Requirements | Report each line of the data that includes the word "down".

Stored entries |
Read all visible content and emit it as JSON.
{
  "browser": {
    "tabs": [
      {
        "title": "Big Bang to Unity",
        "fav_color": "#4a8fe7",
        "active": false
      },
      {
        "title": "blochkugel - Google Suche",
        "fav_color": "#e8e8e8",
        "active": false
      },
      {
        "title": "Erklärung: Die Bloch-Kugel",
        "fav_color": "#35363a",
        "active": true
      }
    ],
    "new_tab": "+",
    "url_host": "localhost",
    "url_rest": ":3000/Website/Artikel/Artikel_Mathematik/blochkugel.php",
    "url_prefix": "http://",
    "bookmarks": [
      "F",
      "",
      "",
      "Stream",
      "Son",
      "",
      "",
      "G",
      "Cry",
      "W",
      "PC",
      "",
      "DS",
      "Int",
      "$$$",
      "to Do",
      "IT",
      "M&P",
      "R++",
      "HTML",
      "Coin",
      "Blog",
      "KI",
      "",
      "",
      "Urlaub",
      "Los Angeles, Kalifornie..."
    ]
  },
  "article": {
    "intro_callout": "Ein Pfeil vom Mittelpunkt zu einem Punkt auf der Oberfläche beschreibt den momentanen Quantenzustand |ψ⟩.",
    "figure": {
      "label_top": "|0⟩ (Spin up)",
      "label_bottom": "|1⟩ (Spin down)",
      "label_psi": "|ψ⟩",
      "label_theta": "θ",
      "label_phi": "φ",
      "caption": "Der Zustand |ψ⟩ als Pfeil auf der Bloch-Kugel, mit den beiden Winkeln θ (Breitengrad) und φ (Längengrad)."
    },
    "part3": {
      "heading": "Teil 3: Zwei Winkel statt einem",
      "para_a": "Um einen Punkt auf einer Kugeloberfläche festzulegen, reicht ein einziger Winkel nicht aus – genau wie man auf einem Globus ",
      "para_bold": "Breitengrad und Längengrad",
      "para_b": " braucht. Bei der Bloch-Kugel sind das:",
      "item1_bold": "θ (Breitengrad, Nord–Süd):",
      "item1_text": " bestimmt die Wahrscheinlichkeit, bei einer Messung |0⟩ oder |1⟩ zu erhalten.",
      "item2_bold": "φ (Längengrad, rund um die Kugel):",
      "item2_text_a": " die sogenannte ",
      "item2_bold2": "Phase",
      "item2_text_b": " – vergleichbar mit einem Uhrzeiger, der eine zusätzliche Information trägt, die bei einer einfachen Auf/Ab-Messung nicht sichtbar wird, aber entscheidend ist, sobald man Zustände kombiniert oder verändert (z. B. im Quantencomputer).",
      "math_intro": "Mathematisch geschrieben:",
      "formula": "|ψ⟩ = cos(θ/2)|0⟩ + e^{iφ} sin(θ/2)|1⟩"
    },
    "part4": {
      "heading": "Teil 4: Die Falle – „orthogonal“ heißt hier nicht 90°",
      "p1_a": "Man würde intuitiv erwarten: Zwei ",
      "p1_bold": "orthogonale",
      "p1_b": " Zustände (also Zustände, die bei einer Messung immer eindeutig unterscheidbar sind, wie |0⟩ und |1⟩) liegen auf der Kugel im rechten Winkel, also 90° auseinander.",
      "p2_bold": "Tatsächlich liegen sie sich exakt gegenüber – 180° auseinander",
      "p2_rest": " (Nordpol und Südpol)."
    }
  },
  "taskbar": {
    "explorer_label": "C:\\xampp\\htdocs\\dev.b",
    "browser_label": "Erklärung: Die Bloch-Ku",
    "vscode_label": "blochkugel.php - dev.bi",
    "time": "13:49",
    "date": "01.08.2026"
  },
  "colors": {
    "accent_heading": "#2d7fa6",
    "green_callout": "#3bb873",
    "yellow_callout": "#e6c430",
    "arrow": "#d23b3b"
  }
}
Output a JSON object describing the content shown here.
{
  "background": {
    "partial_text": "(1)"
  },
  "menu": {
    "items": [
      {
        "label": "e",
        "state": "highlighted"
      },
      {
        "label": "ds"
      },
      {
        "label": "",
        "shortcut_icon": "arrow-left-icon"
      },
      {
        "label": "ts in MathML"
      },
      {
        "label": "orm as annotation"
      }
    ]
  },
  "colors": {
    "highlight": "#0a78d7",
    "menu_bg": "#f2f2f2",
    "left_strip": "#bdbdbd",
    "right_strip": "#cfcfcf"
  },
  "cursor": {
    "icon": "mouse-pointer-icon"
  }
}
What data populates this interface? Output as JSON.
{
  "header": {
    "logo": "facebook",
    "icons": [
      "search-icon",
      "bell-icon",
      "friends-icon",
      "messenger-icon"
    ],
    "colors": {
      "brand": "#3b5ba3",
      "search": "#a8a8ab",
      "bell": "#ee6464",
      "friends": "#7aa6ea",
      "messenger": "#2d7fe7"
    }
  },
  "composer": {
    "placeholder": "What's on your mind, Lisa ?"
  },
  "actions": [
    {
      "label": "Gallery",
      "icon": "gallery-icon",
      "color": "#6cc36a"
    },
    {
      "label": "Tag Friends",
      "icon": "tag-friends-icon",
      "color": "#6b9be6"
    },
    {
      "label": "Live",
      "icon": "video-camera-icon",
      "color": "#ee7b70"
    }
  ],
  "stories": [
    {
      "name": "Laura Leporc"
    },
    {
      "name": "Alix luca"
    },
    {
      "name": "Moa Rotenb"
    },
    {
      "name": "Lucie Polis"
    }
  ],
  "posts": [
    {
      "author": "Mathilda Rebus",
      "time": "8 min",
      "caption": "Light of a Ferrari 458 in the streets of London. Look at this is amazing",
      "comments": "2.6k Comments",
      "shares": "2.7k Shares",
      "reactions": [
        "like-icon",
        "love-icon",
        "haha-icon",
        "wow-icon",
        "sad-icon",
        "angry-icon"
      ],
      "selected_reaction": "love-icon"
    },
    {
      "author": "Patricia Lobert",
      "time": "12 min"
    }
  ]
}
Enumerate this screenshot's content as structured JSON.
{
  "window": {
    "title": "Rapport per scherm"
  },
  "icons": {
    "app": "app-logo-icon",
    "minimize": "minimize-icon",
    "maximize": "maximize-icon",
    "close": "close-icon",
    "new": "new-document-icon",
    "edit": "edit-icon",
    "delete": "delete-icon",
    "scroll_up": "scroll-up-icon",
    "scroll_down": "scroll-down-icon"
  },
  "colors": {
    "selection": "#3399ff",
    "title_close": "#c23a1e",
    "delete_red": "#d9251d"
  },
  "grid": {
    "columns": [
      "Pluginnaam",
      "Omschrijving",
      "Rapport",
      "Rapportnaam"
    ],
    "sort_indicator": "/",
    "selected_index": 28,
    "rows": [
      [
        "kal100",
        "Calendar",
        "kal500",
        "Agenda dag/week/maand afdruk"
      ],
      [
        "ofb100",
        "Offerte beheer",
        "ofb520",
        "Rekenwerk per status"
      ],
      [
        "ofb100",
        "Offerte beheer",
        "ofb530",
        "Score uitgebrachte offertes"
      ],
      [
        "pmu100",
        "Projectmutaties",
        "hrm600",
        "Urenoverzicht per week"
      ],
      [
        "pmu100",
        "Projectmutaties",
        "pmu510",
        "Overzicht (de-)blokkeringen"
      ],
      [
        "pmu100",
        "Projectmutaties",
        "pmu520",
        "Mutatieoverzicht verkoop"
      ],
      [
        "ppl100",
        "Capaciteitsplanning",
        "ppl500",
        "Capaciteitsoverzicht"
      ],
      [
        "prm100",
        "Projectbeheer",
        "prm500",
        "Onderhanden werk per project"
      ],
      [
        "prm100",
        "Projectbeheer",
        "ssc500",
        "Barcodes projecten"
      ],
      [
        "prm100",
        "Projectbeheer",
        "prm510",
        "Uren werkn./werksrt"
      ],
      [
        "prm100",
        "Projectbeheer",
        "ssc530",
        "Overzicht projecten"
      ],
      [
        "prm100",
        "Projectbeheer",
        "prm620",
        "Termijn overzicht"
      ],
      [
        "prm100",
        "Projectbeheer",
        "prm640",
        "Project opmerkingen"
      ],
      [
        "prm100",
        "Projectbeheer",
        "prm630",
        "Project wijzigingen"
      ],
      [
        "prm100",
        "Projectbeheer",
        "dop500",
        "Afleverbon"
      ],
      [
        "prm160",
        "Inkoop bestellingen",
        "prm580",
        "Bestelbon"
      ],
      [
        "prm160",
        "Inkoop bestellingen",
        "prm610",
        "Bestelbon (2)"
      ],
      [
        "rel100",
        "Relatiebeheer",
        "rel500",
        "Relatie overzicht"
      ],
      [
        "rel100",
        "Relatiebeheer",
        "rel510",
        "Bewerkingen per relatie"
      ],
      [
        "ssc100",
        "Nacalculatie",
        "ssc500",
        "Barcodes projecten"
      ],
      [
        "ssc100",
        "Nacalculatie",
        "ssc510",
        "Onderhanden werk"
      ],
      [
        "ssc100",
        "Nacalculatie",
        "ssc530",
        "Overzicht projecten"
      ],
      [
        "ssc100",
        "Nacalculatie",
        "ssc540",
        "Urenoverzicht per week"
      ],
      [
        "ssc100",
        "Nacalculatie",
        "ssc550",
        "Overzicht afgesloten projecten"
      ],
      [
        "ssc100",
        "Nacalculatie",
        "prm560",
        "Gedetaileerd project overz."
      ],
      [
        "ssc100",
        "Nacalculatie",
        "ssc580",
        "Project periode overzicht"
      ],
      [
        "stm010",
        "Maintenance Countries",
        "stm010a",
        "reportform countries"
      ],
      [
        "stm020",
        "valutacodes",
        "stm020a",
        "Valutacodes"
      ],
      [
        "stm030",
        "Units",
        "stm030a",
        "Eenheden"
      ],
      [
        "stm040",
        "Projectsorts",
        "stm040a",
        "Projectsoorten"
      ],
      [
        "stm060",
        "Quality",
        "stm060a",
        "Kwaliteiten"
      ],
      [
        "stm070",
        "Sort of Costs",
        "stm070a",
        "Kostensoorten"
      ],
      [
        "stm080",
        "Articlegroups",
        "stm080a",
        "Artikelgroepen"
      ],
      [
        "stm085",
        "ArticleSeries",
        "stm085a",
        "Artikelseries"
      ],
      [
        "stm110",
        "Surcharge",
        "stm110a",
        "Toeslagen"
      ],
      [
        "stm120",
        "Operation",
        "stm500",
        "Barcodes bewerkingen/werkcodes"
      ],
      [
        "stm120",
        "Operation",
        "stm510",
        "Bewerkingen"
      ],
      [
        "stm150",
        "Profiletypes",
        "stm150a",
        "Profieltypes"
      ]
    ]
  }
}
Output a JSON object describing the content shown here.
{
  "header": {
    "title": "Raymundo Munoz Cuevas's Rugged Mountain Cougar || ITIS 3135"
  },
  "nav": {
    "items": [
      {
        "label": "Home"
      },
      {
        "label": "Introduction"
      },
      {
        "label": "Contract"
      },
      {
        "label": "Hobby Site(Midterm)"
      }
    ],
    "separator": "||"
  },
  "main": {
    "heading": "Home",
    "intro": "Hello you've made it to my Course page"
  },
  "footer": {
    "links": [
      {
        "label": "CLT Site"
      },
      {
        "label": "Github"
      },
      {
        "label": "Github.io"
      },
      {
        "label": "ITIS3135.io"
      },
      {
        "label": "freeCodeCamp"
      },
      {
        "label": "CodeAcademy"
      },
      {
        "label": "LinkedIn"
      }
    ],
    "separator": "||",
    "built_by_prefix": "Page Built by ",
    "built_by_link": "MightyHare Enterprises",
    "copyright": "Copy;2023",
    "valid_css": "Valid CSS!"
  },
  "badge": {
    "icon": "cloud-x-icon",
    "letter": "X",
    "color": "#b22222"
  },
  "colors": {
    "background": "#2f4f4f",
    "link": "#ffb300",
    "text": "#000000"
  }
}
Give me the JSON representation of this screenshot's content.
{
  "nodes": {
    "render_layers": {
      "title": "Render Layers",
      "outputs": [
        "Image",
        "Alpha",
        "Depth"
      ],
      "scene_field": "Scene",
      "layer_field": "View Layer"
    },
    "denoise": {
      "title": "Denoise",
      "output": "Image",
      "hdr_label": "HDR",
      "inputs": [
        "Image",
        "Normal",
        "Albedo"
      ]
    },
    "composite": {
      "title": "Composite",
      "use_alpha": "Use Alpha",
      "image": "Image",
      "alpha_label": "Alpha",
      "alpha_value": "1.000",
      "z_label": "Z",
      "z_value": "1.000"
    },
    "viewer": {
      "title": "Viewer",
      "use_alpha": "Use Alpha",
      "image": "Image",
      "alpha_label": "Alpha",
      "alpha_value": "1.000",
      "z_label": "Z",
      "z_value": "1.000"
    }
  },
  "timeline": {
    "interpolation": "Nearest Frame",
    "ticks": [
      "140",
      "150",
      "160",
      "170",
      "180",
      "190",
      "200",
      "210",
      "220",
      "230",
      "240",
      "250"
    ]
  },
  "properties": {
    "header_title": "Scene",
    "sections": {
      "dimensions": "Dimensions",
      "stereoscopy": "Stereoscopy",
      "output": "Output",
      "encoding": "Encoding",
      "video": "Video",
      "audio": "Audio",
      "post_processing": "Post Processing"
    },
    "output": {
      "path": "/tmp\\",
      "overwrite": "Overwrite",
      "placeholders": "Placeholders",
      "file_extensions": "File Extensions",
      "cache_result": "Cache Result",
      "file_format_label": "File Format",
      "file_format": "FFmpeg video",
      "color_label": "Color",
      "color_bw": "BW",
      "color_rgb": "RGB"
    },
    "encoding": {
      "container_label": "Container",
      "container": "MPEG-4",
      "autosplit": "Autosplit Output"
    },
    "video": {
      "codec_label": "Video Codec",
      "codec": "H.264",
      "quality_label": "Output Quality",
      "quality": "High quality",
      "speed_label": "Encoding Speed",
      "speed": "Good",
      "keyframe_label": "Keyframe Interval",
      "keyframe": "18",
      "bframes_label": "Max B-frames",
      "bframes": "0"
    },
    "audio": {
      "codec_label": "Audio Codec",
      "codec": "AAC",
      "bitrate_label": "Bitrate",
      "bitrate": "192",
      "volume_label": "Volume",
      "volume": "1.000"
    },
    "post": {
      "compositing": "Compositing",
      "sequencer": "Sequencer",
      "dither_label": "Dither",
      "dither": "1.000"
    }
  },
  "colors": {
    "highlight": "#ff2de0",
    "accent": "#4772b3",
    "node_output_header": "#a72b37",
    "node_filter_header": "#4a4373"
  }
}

Completed task |
      "label_bottom": "|1⟩ (Spin down)",
    "scroll_down": "scroll-down-icon"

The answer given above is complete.